━━━━━ Entries shown ━━━━━
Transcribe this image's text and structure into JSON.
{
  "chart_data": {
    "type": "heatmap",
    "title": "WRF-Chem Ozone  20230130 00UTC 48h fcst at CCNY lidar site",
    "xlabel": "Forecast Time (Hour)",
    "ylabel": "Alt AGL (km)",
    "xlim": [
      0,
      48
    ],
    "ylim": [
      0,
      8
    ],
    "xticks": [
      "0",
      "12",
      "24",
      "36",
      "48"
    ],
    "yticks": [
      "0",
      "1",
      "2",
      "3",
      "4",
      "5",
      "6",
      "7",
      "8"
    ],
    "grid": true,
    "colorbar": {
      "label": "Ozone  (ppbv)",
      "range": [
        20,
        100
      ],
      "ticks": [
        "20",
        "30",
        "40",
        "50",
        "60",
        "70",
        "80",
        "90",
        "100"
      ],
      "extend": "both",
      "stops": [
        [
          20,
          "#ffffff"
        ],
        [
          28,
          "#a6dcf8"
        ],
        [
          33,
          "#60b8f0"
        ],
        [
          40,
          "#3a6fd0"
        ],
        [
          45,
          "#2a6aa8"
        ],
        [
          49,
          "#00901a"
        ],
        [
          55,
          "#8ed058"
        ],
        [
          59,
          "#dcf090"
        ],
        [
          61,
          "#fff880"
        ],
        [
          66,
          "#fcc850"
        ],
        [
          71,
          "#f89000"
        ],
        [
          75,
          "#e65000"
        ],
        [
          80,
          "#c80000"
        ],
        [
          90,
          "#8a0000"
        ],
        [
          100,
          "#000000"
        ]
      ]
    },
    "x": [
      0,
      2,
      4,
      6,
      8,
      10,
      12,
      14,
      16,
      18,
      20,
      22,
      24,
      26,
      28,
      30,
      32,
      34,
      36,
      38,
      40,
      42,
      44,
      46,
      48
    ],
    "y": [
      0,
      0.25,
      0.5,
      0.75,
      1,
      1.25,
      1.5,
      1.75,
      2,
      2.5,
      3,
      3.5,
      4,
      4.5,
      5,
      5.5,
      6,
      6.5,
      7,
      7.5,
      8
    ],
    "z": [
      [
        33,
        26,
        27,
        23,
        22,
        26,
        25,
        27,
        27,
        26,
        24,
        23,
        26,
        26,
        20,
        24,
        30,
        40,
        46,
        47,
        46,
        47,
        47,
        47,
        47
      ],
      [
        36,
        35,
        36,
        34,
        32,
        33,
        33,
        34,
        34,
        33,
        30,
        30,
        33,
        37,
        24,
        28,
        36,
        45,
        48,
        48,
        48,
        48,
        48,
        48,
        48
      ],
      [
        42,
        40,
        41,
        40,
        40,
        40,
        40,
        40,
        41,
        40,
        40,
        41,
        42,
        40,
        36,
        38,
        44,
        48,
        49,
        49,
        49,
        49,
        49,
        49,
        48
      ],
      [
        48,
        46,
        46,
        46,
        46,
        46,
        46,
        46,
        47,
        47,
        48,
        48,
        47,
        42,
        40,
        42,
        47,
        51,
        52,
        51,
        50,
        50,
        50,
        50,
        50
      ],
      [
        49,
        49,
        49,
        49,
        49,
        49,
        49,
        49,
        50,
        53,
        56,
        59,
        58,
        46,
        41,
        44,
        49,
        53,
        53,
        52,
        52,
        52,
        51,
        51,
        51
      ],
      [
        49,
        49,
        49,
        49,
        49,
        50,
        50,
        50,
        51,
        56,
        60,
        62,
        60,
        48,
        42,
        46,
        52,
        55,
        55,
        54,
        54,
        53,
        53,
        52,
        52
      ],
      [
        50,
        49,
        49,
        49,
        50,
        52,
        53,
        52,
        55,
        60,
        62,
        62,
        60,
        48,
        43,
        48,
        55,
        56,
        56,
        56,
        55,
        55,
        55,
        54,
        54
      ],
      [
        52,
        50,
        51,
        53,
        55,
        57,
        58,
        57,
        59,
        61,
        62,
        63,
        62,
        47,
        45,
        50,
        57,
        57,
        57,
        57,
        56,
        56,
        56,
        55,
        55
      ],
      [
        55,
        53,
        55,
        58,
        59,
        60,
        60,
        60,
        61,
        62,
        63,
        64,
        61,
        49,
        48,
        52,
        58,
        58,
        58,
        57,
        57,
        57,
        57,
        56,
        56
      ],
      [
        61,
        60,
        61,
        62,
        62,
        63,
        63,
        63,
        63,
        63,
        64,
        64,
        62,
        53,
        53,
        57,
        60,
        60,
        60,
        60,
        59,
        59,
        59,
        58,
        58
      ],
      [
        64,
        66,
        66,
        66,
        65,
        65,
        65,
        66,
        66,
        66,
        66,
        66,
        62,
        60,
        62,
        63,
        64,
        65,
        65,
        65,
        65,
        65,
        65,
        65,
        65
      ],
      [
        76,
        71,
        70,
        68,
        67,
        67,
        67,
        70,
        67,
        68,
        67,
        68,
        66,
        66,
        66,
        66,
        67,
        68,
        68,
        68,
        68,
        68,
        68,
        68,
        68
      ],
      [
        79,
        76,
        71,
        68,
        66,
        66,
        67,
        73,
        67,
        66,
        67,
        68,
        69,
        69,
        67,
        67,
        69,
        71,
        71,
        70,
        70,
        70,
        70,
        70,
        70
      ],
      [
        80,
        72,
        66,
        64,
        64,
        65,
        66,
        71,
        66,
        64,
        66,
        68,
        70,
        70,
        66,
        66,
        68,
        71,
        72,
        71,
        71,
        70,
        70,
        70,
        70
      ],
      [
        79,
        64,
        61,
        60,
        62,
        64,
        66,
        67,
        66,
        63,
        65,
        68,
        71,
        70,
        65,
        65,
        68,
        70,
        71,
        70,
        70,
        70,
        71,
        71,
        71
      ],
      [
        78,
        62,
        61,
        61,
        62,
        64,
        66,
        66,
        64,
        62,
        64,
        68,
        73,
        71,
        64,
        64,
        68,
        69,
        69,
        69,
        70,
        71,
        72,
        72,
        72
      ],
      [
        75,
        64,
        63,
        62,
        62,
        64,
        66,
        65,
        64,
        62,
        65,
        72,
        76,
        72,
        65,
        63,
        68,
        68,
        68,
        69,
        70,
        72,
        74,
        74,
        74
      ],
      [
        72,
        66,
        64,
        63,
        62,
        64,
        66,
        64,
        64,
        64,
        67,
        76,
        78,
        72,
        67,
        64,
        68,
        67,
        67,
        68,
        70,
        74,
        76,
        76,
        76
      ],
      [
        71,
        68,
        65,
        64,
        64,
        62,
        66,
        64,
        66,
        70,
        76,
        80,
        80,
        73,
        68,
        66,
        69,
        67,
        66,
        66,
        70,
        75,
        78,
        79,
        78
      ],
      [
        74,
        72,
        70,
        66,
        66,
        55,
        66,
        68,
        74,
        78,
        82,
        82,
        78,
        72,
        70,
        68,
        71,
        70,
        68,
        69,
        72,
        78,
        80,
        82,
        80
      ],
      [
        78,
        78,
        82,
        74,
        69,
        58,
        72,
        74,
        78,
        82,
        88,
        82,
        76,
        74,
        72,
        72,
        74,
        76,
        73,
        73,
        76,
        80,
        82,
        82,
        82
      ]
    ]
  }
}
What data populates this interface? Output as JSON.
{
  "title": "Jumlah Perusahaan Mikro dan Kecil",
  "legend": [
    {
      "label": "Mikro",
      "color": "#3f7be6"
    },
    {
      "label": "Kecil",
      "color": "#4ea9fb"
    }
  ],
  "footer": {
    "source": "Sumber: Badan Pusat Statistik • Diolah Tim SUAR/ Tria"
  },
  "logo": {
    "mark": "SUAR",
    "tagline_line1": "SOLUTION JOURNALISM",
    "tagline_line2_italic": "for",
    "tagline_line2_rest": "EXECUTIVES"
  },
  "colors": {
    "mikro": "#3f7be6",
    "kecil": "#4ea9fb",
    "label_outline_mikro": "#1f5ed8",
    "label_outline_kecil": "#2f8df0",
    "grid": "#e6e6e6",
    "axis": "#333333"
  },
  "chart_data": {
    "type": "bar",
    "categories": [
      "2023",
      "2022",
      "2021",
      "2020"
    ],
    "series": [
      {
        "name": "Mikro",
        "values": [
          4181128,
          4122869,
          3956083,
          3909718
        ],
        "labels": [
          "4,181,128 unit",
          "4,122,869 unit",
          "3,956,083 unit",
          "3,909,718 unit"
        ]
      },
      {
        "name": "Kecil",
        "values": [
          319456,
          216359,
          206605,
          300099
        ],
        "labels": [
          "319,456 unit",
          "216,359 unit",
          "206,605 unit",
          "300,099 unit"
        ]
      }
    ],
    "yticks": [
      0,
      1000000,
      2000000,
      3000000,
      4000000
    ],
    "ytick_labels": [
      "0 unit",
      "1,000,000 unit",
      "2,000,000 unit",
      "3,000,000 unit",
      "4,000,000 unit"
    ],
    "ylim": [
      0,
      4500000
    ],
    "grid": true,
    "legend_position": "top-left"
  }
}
━━━━━
Exercise goal -> Return all lines containing "title".

Output ->
    "title": "WRF-Chem Ozone  20230130 00UTC 48h fcst at CCNY lidar site",
  "title": "Jumlah Perusahaan Mikro dan Kecil",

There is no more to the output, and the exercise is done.